→ **JOB**
Return a copy of each line that holds the string "bits".

→ **DATA LISTING**
══════

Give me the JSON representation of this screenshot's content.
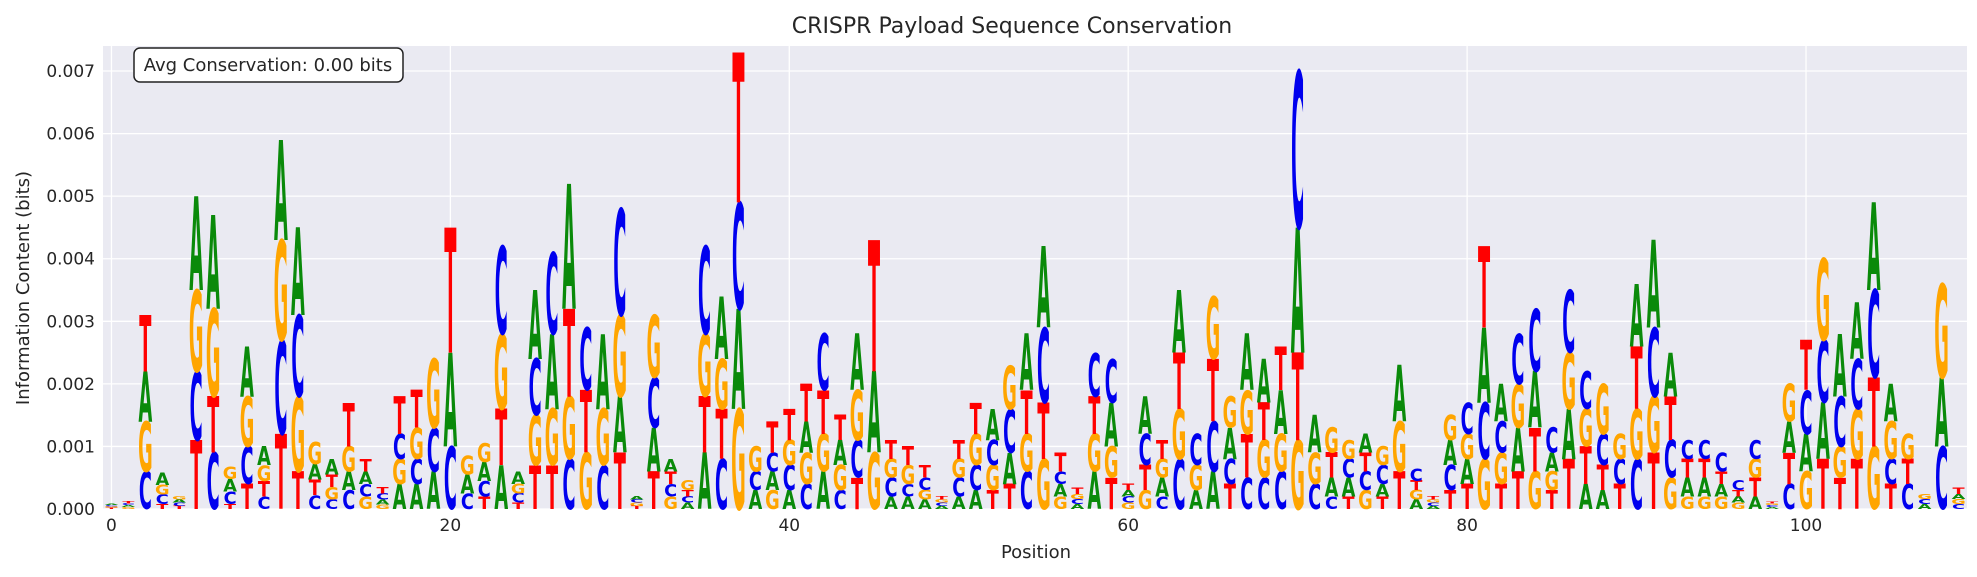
{
  "chart_data": {
    "type": "sequence-logo",
    "title": "CRISPR Payload Sequence Conservation",
    "xlabel": "Position",
    "ylabel": "Information Content (bits)",
    "xlim": [
      -0.5,
      109.5
    ],
    "ylim": [
      0,
      0.0074
    ],
    "xticks": [
      0,
      20,
      40,
      60,
      80,
      100
    ],
    "yticks": [
      0.0,
      0.001,
      0.002,
      0.003,
      0.004,
      0.005,
      0.006,
      0.007
    ],
    "ytick_labels": [
      "0.000",
      "0.001",
      "0.002",
      "0.003",
      "0.004",
      "0.005",
      "0.006",
      "0.007"
    ],
    "grid": true,
    "annotation": "Avg Conservation: 0.00 bits",
    "annotation_position": "top-left",
    "colors": {
      "A": "#0a8a0a",
      "C": "#0000ee",
      "G": "#ffa500",
      "T": "#ff0000"
    },
    "background_color": "#eaeaf2",
    "positions": [
      {
        "x": 0,
        "stack": {
          "T": 2e-05,
          "G": 2e-05,
          "C": 2e-05,
          "A": 2e-05
        }
      },
      {
        "x": 1,
        "stack": {
          "G": 3e-05,
          "A": 3e-05,
          "C": 3e-05,
          "T": 4e-05
        }
      },
      {
        "x": 2,
        "stack": {
          "C": 0.0006,
          "G": 0.0008,
          "A": 0.0008,
          "T": 0.0009
        }
      },
      {
        "x": 3,
        "stack": {
          "T": 8e-05,
          "C": 0.00015,
          "G": 0.00015,
          "A": 0.0002
        }
      },
      {
        "x": 4,
        "stack": {
          "T": 5e-05,
          "C": 5e-05,
          "A": 5e-05,
          "G": 5e-05
        }
      },
      {
        "x": 5,
        "stack": {
          "T": 0.0011,
          "C": 0.0011,
          "G": 0.0013,
          "A": 0.0015
        }
      },
      {
        "x": 6,
        "stack": {
          "C": 0.0009,
          "A": 0.0015,
          "T": 0.0009,
          "G": 0.0014
        }
      },
      {
        "x": 7,
        "stack": {
          "T": 8e-05,
          "C": 0.0002,
          "A": 0.0002,
          "G": 0.0002
        }
      },
      {
        "x": 8,
        "stack": {
          "T": 0.0004,
          "C": 0.0006,
          "G": 0.0008,
          "A": 0.0008
        }
      },
      {
        "x": 9,
        "stack": {
          "C": 0.0002,
          "A": 0.0003,
          "T": 0.00025,
          "G": 0.00025
        }
      },
      {
        "x": 10,
        "stack": {
          "T": 0.0012,
          "C": 0.0015,
          "G": 0.0016,
          "A": 0.0016
        }
      },
      {
        "x": 11,
        "stack": {
          "G": 0.0012,
          "A": 0.0014,
          "C": 0.0013,
          "T": 0.0006
        }
      },
      {
        "x": 12,
        "stack": {
          "C": 0.00022,
          "T": 0.00025,
          "G": 0.00035,
          "A": 0.00025
        }
      },
      {
        "x": 13,
        "stack": {
          "C": 0.00015,
          "G": 0.0002,
          "A": 0.00025,
          "T": 0.0002
        }
      },
      {
        "x": 14,
        "stack": {
          "C": 0.0003,
          "A": 0.0003,
          "G": 0.0004,
          "T": 0.0007
        }
      },
      {
        "x": 15,
        "stack": {
          "G": 0.0002,
          "C": 0.0002,
          "A": 0.0002,
          "T": 0.0002
        }
      },
      {
        "x": 16,
        "stack": {
          "C": 0.0001,
          "G": 7e-05,
          "A": 8e-05,
          "T": 0.0001
        }
      },
      {
        "x": 17,
        "stack": {
          "A": 0.0004,
          "G": 0.0004,
          "C": 0.0004,
          "T": 0.0006
        }
      },
      {
        "x": 18,
        "stack": {
          "A": 0.0004,
          "C": 0.0004,
          "T": 0.0006,
          "G": 0.0005
        }
      },
      {
        "x": 19,
        "stack": {
          "G": 0.0011,
          "C": 0.0007,
          "A": 0.0006
        }
      },
      {
        "x": 20,
        "stack": {
          "T": 0.002,
          "C": 0.001,
          "A": 0.0015
        }
      },
      {
        "x": 21,
        "stack": {
          "A": 0.0003,
          "G": 0.0003,
          "C": 0.00025
        }
      },
      {
        "x": 22,
        "stack": {
          "T": 0.0002,
          "A": 0.0003,
          "G": 0.0003,
          "C": 0.00025
        }
      },
      {
        "x": 23,
        "stack": {
          "A": 0.0007,
          "C": 0.0014,
          "G": 0.0012,
          "T": 0.0009
        }
      },
      {
        "x": 24,
        "stack": {
          "T": 0.0001,
          "A": 0.0002,
          "C": 0.00015,
          "G": 0.00015
        }
      },
      {
        "x": 25,
        "stack": {
          "T": 0.0007,
          "A": 0.0011,
          "G": 0.0008,
          "C": 0.0009
        }
      },
      {
        "x": 26,
        "stack": {
          "C": 0.0013,
          "G": 0.0009,
          "T": 0.0007,
          "A": 0.0012
        }
      },
      {
        "x": 27,
        "stack": {
          "G": 0.001,
          "C": 0.0008,
          "A": 0.002,
          "T": 0.0014
        }
      },
      {
        "x": 28,
        "stack": {
          "G": 0.0009,
          "T": 0.001,
          "C": 0.001
        }
      },
      {
        "x": 29,
        "stack": {
          "G": 0.0009,
          "C": 0.0007,
          "A": 0.0012
        }
      },
      {
        "x": 30,
        "stack": {
          "T": 0.0009,
          "C": 0.0017,
          "G": 0.0013,
          "A": 0.0009
        }
      },
      {
        "x": 31,
        "stack": {
          "T": 5e-05,
          "G": 5e-05,
          "C": 5e-05,
          "A": 5e-05
        }
      },
      {
        "x": 32,
        "stack": {
          "C": 0.0008,
          "A": 0.0007,
          "G": 0.001,
          "T": 0.0006
        }
      },
      {
        "x": 33,
        "stack": {
          "G": 0.0002,
          "C": 0.0002,
          "T": 0.0002,
          "A": 0.0002
        }
      },
      {
        "x": 34,
        "stack": {
          "A": 0.0001,
          "C": 0.0001,
          "G": 0.00015,
          "T": 0.0001
        }
      },
      {
        "x": 35,
        "stack": {
          "A": 0.0009,
          "C": 0.0014,
          "T": 0.0009,
          "G": 0.001
        }
      },
      {
        "x": 36,
        "stack": {
          "C": 0.0008,
          "T": 0.0008,
          "A": 0.001,
          "G": 0.0008
        }
      },
      {
        "x": 37,
        "stack": {
          "G": 0.0016,
          "A": 0.0016,
          "C": 0.0017,
          "T": 0.0024
        }
      },
      {
        "x": 38,
        "stack": {
          "G": 0.0004,
          "A": 0.0003,
          "C": 0.0003
        }
      },
      {
        "x": 39,
        "stack": {
          "G": 0.0003,
          "T": 0.0005,
          "A": 0.0003,
          "C": 0.0003
        }
      },
      {
        "x": 40,
        "stack": {
          "C": 0.0004,
          "T": 0.0005,
          "A": 0.0003,
          "G": 0.0004
        }
      },
      {
        "x": 41,
        "stack": {
          "T": 0.0006,
          "G": 0.0005,
          "C": 0.0004,
          "A": 0.0005
        }
      },
      {
        "x": 42,
        "stack": {
          "T": 0.0007,
          "A": 0.0006,
          "G": 0.0006,
          "C": 0.0009
        }
      },
      {
        "x": 43,
        "stack": {
          "G": 0.0004,
          "A": 0.0004,
          "C": 0.0003,
          "T": 0.0004
        }
      },
      {
        "x": 44,
        "stack": {
          "A": 0.0009,
          "C": 0.0006,
          "T": 0.0005,
          "G": 0.0008
        }
      },
      {
        "x": 45,
        "stack": {
          "G": 0.0009,
          "T": 0.0021,
          "A": 0.0013
        }
      },
      {
        "x": 46,
        "stack": {
          "A": 0.0002,
          "C": 0.0003,
          "G": 0.0003,
          "T": 0.0003
        }
      },
      {
        "x": 47,
        "stack": {
          "A": 0.0002,
          "C": 0.0002,
          "G": 0.0003,
          "T": 0.0003
        }
      },
      {
        "x": 48,
        "stack": {
          "A": 0.00015,
          "G": 0.00015,
          "C": 0.0002,
          "T": 0.0002
        }
      },
      {
        "x": 49,
        "stack": {
          "A": 5e-05,
          "C": 5e-05,
          "G": 5e-05,
          "T": 5e-05
        }
      },
      {
        "x": 50,
        "stack": {
          "A": 0.0002,
          "C": 0.0003,
          "G": 0.0003,
          "T": 0.0003
        }
      },
      {
        "x": 51,
        "stack": {
          "A": 0.0003,
          "G": 0.0005,
          "C": 0.0004,
          "T": 0.0005
        }
      },
      {
        "x": 52,
        "stack": {
          "A": 0.0005,
          "G": 0.0004,
          "C": 0.0004,
          "T": 0.0003
        }
      },
      {
        "x": 53,
        "stack": {
          "T": 0.0004,
          "A": 0.0005,
          "C": 0.0007,
          "G": 0.0007
        }
      },
      {
        "x": 54,
        "stack": {
          "C": 0.0006,
          "G": 0.0006,
          "T": 0.0007,
          "A": 0.0009
        }
      },
      {
        "x": 55,
        "stack": {
          "G": 0.0008,
          "T": 0.0009,
          "C": 0.0012,
          "A": 0.0013
        }
      },
      {
        "x": 56,
        "stack": {
          "G": 0.0002,
          "A": 0.0002,
          "C": 0.0002,
          "T": 0.0003
        }
      },
      {
        "x": 57,
        "stack": {
          "A": 8e-05,
          "C": 8e-05,
          "G": 8e-05,
          "T": 0.0001
        }
      },
      {
        "x": 58,
        "stack": {
          "A": 0.0006,
          "C": 0.0007,
          "G": 0.0006,
          "T": 0.0006
        }
      },
      {
        "x": 59,
        "stack": {
          "T": 0.0005,
          "G": 0.0005,
          "A": 0.0007,
          "C": 0.0007
        }
      },
      {
        "x": 60,
        "stack": {
          "G": 0.0001,
          "C": 0.0001,
          "A": 0.0001,
          "T": 0.0001
        }
      },
      {
        "x": 61,
        "stack": {
          "G": 0.0003,
          "T": 0.0004,
          "A": 0.0006,
          "C": 0.0005
        }
      },
      {
        "x": 62,
        "stack": {
          "C": 0.0002,
          "A": 0.0003,
          "G": 0.0003,
          "T": 0.0003
        }
      },
      {
        "x": 63,
        "stack": {
          "C": 0.0008,
          "G": 0.0008,
          "T": 0.0009,
          "A": 0.001
        }
      },
      {
        "x": 64,
        "stack": {
          "C": 0.0005,
          "G": 0.0004,
          "A": 0.0003
        }
      },
      {
        "x": 65,
        "stack": {
          "A": 0.0006,
          "T": 0.001,
          "C": 0.0008,
          "G": 0.001
        }
      },
      {
        "x": 66,
        "stack": {
          "A": 0.0005,
          "G": 0.0005,
          "T": 0.0004,
          "C": 0.0004
        }
      },
      {
        "x": 67,
        "stack": {
          "C": 0.0005,
          "T": 0.0007,
          "G": 0.0007,
          "A": 0.0009
        }
      },
      {
        "x": 68,
        "stack": {
          "C": 0.0005,
          "G": 0.0006,
          "T": 0.0006,
          "A": 0.0007
        }
      },
      {
        "x": 69,
        "stack": {
          "C": 0.0006,
          "A": 0.0007,
          "G": 0.0006,
          "T": 0.0007
        }
      },
      {
        "x": 70,
        "stack": {
          "T": 0.0014,
          "G": 0.0011,
          "A": 0.002,
          "C": 0.0025
        }
      },
      {
        "x": 71,
        "stack": {
          "G": 0.0005,
          "C": 0.0004,
          "A": 0.0006
        }
      },
      {
        "x": 72,
        "stack": {
          "T": 0.0004,
          "G": 0.0004,
          "C": 0.0002,
          "A": 0.0003
        }
      },
      {
        "x": 73,
        "stack": {
          "A": 0.0003,
          "C": 0.0003,
          "G": 0.0003,
          "T": 0.0002
        }
      },
      {
        "x": 74,
        "stack": {
          "G": 0.0003,
          "C": 0.0003,
          "T": 0.0003,
          "A": 0.0003
        }
      },
      {
        "x": 75,
        "stack": {
          "C": 0.0003,
          "T": 0.0002,
          "A": 0.0002,
          "G": 0.0003
        }
      },
      {
        "x": 76,
        "stack": {
          "T": 0.0006,
          "A": 0.0009,
          "G": 0.0008
        }
      },
      {
        "x": 77,
        "stack": {
          "C": 0.0002,
          "A": 0.00015,
          "G": 0.00015,
          "T": 0.00015
        }
      },
      {
        "x": 78,
        "stack": {
          "A": 5e-05,
          "C": 5e-05,
          "G": 5e-05,
          "T": 5e-05
        }
      },
      {
        "x": 79,
        "stack": {
          "C": 0.0004,
          "A": 0.0004,
          "G": 0.0004,
          "T": 0.0003
        }
      },
      {
        "x": 80,
        "stack": {
          "T": 0.0004,
          "C": 0.0005,
          "A": 0.0004,
          "G": 0.0004
        }
      },
      {
        "x": 81,
        "stack": {
          "C": 0.0009,
          "T": 0.0013,
          "G": 0.0008,
          "A": 0.0012
        }
      },
      {
        "x": 82,
        "stack": {
          "G": 0.0005,
          "C": 0.0005,
          "A": 0.0006,
          "T": 0.0004
        }
      },
      {
        "x": 83,
        "stack": {
          "C": 0.0008,
          "A": 0.0007,
          "T": 0.0006,
          "G": 0.0007
        }
      },
      {
        "x": 84,
        "stack": {
          "T": 0.0007,
          "G": 0.0006,
          "A": 0.0009,
          "C": 0.001
        }
      },
      {
        "x": 85,
        "stack": {
          "C": 0.0004,
          "T": 0.0003,
          "G": 0.0003,
          "A": 0.0003
        }
      },
      {
        "x": 86,
        "stack": {
          "T": 0.0008,
          "G": 0.0009,
          "A": 0.0008,
          "C": 0.001
        }
      },
      {
        "x": 87,
        "stack": {
          "A": 0.0004,
          "T": 0.0006,
          "G": 0.0006,
          "C": 0.0006
        }
      },
      {
        "x": 88,
        "stack": {
          "A": 0.0003,
          "T": 0.0004,
          "C": 0.0005,
          "G": 0.0008
        }
      },
      {
        "x": 89,
        "stack": {
          "T": 0.0004,
          "C": 0.0004,
          "G": 0.0004
        }
      },
      {
        "x": 90,
        "stack": {
          "C": 0.0008,
          "T": 0.001,
          "G": 0.0008,
          "A": 0.001
        }
      },
      {
        "x": 91,
        "stack": {
          "T": 0.0009,
          "G": 0.0009,
          "C": 0.0011,
          "A": 0.0014
        }
      },
      {
        "x": 92,
        "stack": {
          "C": 0.0006,
          "G": 0.0005,
          "T": 0.0007,
          "A": 0.0007
        }
      },
      {
        "x": 93,
        "stack": {
          "G": 0.0002,
          "A": 0.0003,
          "T": 0.0003,
          "C": 0.0003
        }
      },
      {
        "x": 94,
        "stack": {
          "G": 0.0002,
          "A": 0.0003,
          "T": 0.0003,
          "C": 0.0003
        }
      },
      {
        "x": 95,
        "stack": {
          "G": 0.0002,
          "A": 0.0002,
          "C": 0.0003,
          "T": 0.0002
        }
      },
      {
        "x": 96,
        "stack": {
          "C": 0.00015,
          "G": 0.0001,
          "A": 0.0001,
          "T": 0.0001
        }
      },
      {
        "x": 97,
        "stack": {
          "T": 0.0003,
          "A": 0.0002,
          "G": 0.0003,
          "C": 0.0003
        }
      },
      {
        "x": 98,
        "stack": {
          "A": 3e-05,
          "C": 3e-05,
          "G": 3e-05,
          "T": 3e-05
        }
      },
      {
        "x": 99,
        "stack": {
          "C": 0.0004,
          "T": 0.0005,
          "G": 0.0006,
          "A": 0.0005
        }
      },
      {
        "x": 100,
        "stack": {
          "T": 0.0008,
          "G": 0.0006,
          "A": 0.0006,
          "C": 0.0007
        }
      },
      {
        "x": 101,
        "stack": {
          "T": 0.0008,
          "A": 0.0009,
          "C": 0.001,
          "G": 0.0013
        }
      },
      {
        "x": 102,
        "stack": {
          "T": 0.0005,
          "G": 0.0005,
          "A": 0.001,
          "C": 0.0008
        }
      },
      {
        "x": 103,
        "stack": {
          "T": 0.0008,
          "G": 0.0008,
          "A": 0.0009,
          "C": 0.0008
        }
      },
      {
        "x": 104,
        "stack": {
          "T": 0.0011,
          "G": 0.001,
          "C": 0.0014,
          "A": 0.0014
        }
      },
      {
        "x": 105,
        "stack": {
          "T": 0.0004,
          "C": 0.0004,
          "G": 0.0006,
          "A": 0.0006
        }
      },
      {
        "x": 106,
        "stack": {
          "C": 0.0004,
          "T": 0.0004,
          "G": 0.0004
        }
      },
      {
        "x": 107,
        "stack": {
          "A": 8e-05,
          "C": 8e-05,
          "G": 8e-05
        }
      },
      {
        "x": 108,
        "stack": {
          "C": 0.001,
          "A": 0.0011,
          "G": 0.0015,
          "A2": 0
        }
      },
      {
        "x": 109,
        "stack": {
          "T": 0.0001,
          "C": 8e-05,
          "G": 8e-05,
          "A": 8e-05
        }
      }
    ]
  }
}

══════

→ **EXPECTED OUTPUT**
    "ylabel": "Information Content (bits)",
    "annotation": "Avg Conservation: 0.00 bits",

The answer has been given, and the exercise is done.